• _Entries supplied_:
:::
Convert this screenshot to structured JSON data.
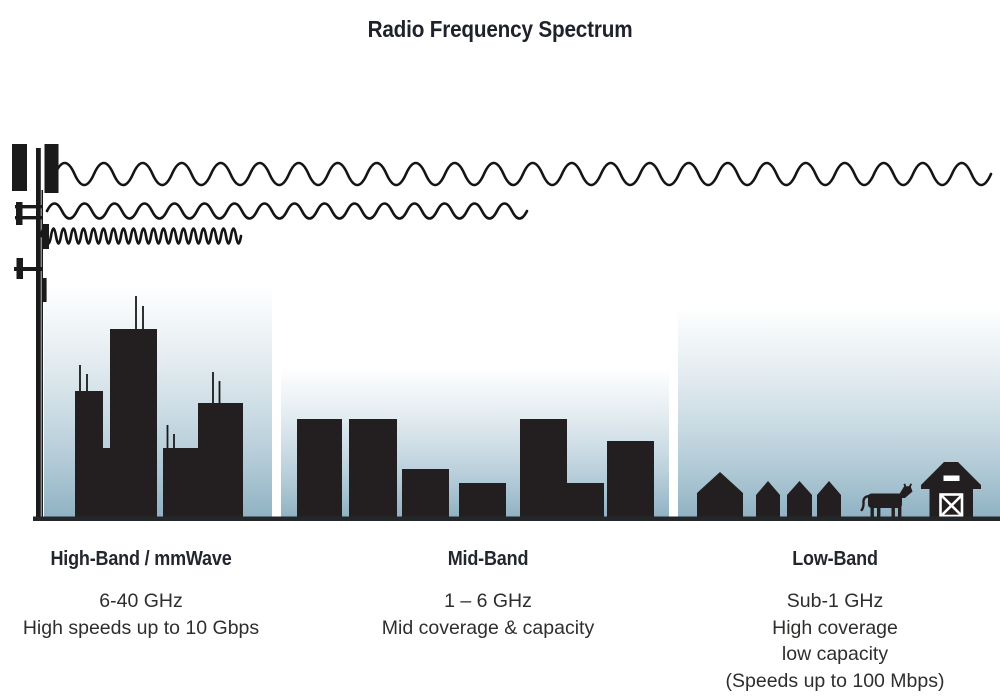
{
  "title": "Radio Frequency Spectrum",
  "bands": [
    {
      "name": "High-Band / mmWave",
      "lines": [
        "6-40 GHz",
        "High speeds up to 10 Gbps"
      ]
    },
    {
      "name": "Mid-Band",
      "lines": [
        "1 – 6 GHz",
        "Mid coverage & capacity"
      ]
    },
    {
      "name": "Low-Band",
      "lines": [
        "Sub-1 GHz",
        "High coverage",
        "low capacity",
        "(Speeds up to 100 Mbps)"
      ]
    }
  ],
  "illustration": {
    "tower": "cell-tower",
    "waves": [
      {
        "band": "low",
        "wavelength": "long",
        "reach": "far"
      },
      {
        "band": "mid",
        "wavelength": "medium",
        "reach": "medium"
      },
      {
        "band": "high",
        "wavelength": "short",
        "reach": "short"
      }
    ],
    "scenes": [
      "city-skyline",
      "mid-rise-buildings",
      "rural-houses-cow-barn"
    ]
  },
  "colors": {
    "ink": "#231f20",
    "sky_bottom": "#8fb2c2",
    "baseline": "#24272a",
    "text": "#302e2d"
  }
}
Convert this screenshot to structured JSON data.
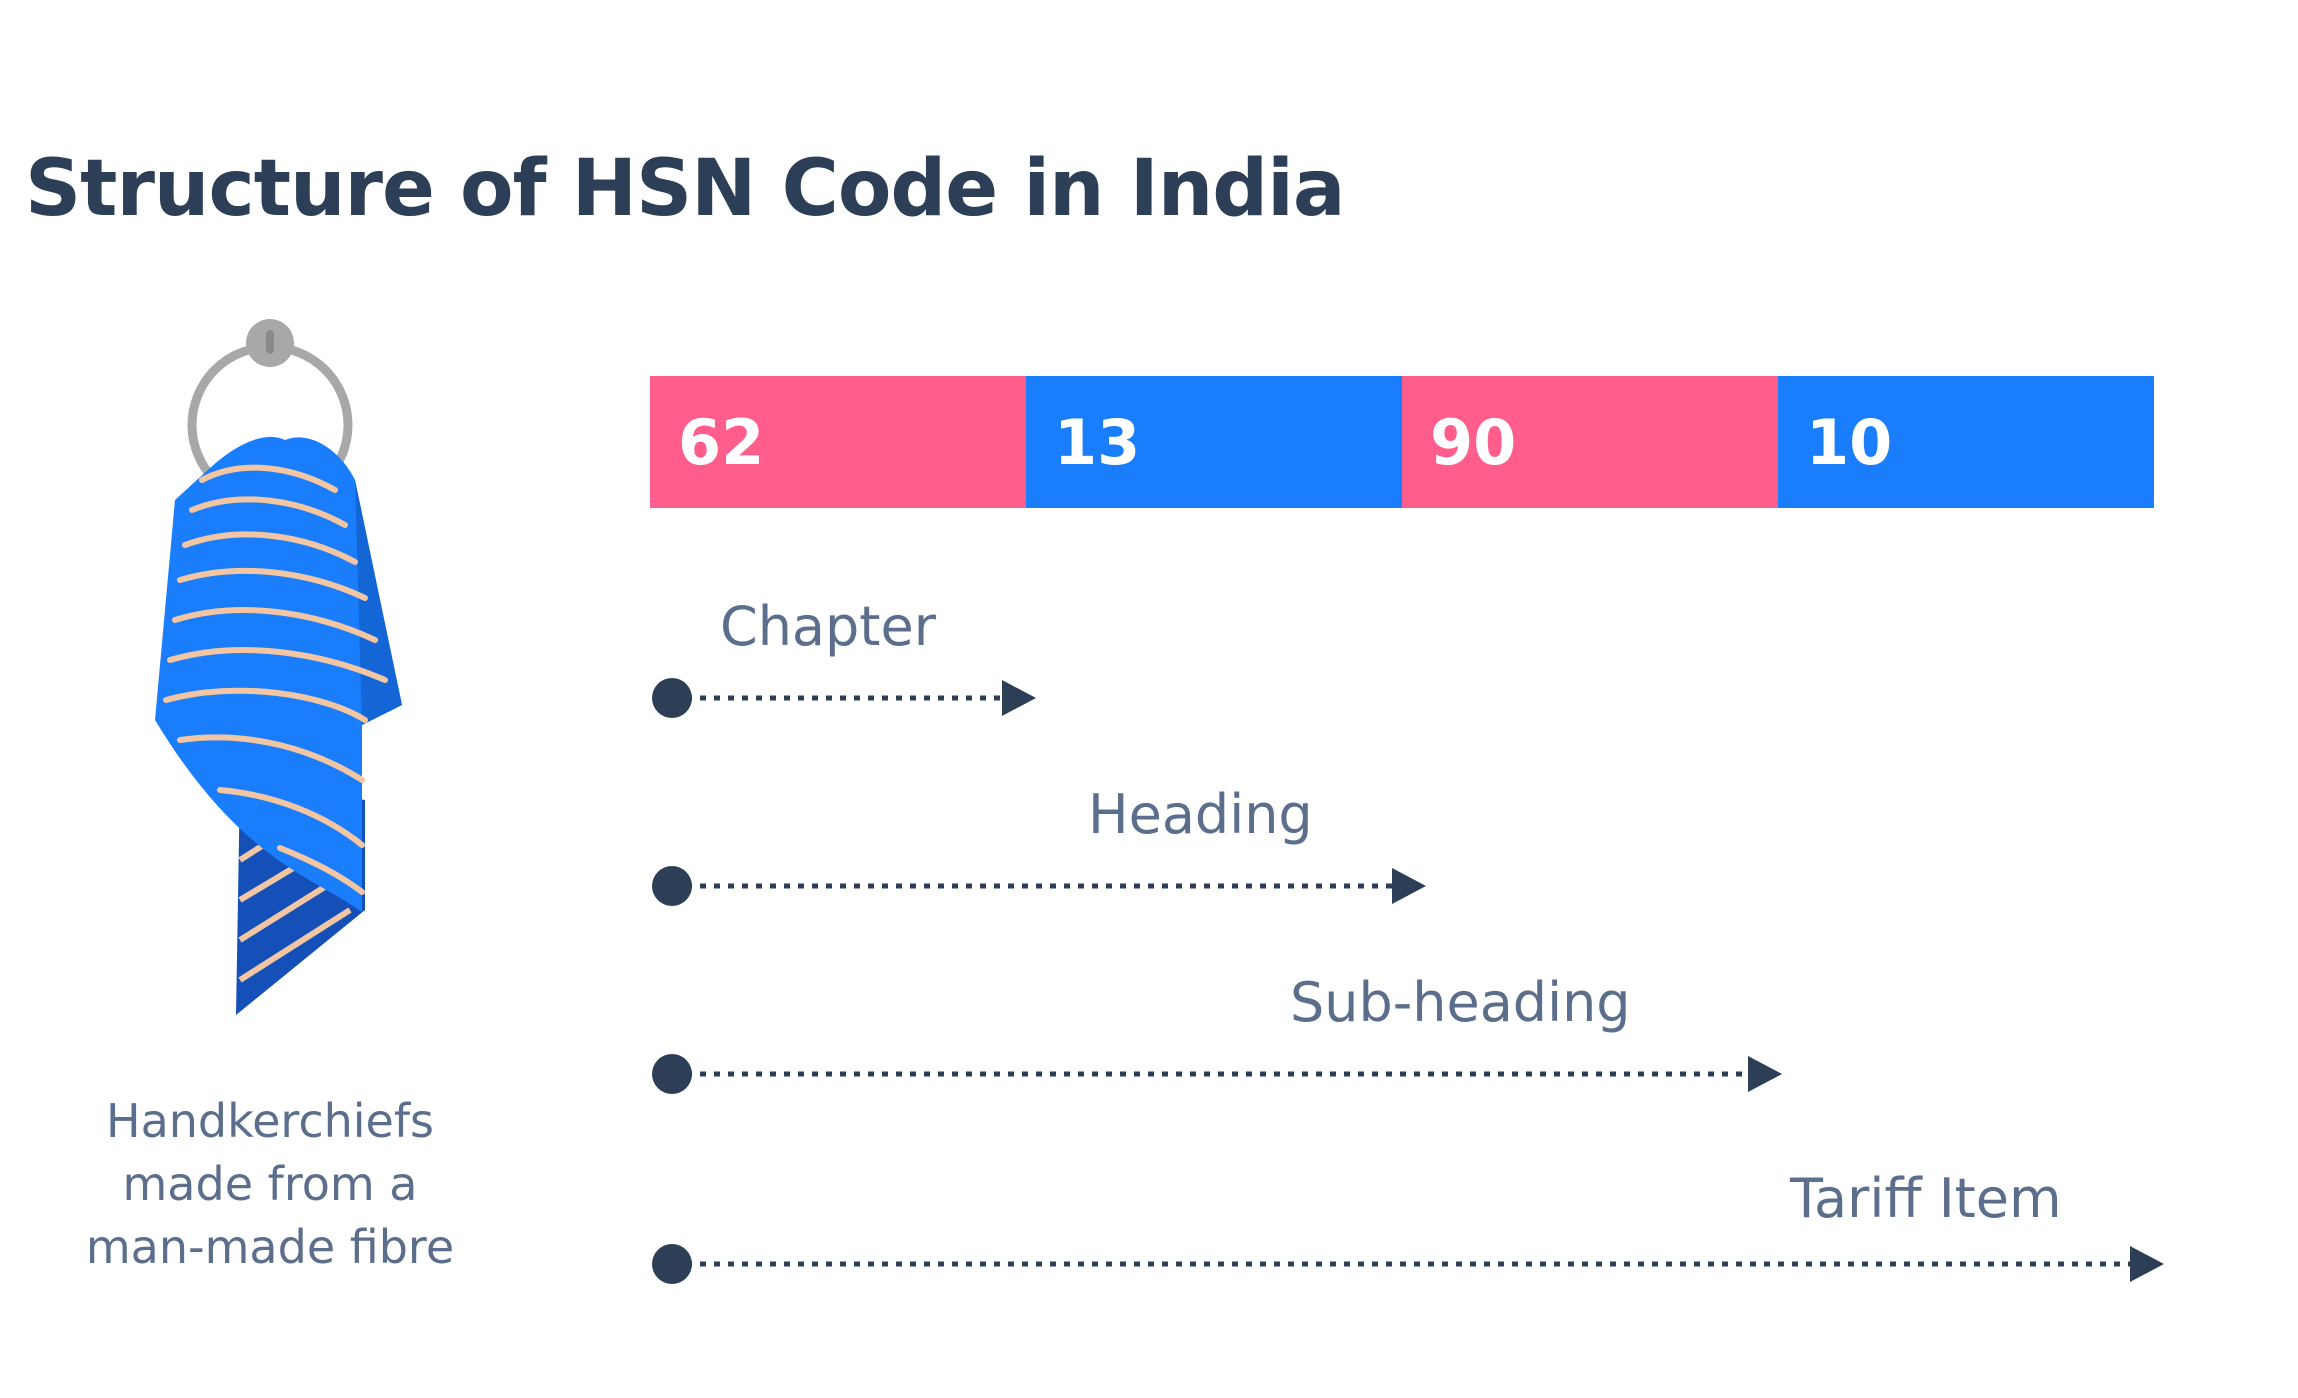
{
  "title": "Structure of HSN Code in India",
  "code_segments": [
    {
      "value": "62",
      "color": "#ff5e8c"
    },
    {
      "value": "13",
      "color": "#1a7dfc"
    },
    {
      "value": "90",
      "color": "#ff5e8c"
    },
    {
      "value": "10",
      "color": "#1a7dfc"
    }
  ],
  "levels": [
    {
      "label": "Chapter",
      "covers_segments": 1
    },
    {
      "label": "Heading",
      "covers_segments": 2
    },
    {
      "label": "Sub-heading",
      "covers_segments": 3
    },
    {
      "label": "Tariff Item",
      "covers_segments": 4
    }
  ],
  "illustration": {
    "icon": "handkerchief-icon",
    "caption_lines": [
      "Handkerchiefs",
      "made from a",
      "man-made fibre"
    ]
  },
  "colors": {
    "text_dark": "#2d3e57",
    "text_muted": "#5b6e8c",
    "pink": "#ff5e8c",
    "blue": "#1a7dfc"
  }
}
:::
• _Requirement_: Output the entries above exactly. Drop the pictures.

• _Answer for the task_:
Convert this screenshot to structured JSON data.
{
  "title": "Radio Frequency Spectrum",
  "bands": [
    {
      "name": "High-Band / mmWave",
      "lines": [
        "6-40 GHz",
        "High speeds up to 10 Gbps"
      ]
    },
    {
      "name": "Mid-Band",
      "lines": [
        "1 – 6 GHz",
        "Mid coverage & capacity"
      ]
    },
    {
      "name": "Low-Band",
      "lines": [
        "Sub-1 GHz",
        "High coverage",
        "low capacity",
        "(Speeds up to 100 Mbps)"
      ]
    }
  ],
  "illustration": {
    "tower": "cell-tower",
    "waves": [
      {
        "band": "low",
        "wavelength": "long",
        "reach": "far"
      },
      {
        "band": "mid",
        "wavelength": "medium",
        "reach": "medium"
      },
      {
        "band": "high",
        "wavelength": "short",
        "reach": "short"
      }
    ],
    "scenes": [
      "city-skyline",
      "mid-rise-buildings",
      "rural-houses-cow-barn"
    ]
  },
  "colors": {
    "ink": "#231f20",
    "sky_bottom": "#8fb2c2",
    "baseline": "#24272a",
    "text": "#302e2d"
  }
}
Convert this screenshot to structured JSON data.
{
  "title": "Structure of HSN Code in India",
  "code_segments": [
    {
      "value": "62",
      "color": "#ff5e8c"
    },
    {
      "value": "13",
      "color": "#1a7dfc"
    },
    {
      "value": "90",
      "color": "#ff5e8c"
    },
    {
      "value": "10",
      "color": "#1a7dfc"
    }
  ],
  "levels": [
    {
      "label": "Chapter",
      "covers_segments": 1
    },
    {
      "label": "Heading",
      "covers_segments": 2
    },
    {
      "label": "Sub-heading",
      "covers_segments": 3
    },
    {
      "label": "Tariff Item",
      "covers_segments": 4
    }
  ],
  "illustration": {
    "icon": "handkerchief-icon",
    "caption_lines": [
      "Handkerchiefs",
      "made from a",
      "man-made fibre"
    ]
  },
  "colors": {
    "text_dark": "#2d3e57",
    "text_muted": "#5b6e8c",
    "pink": "#ff5e8c",
    "blue": "#1a7dfc"
  }
}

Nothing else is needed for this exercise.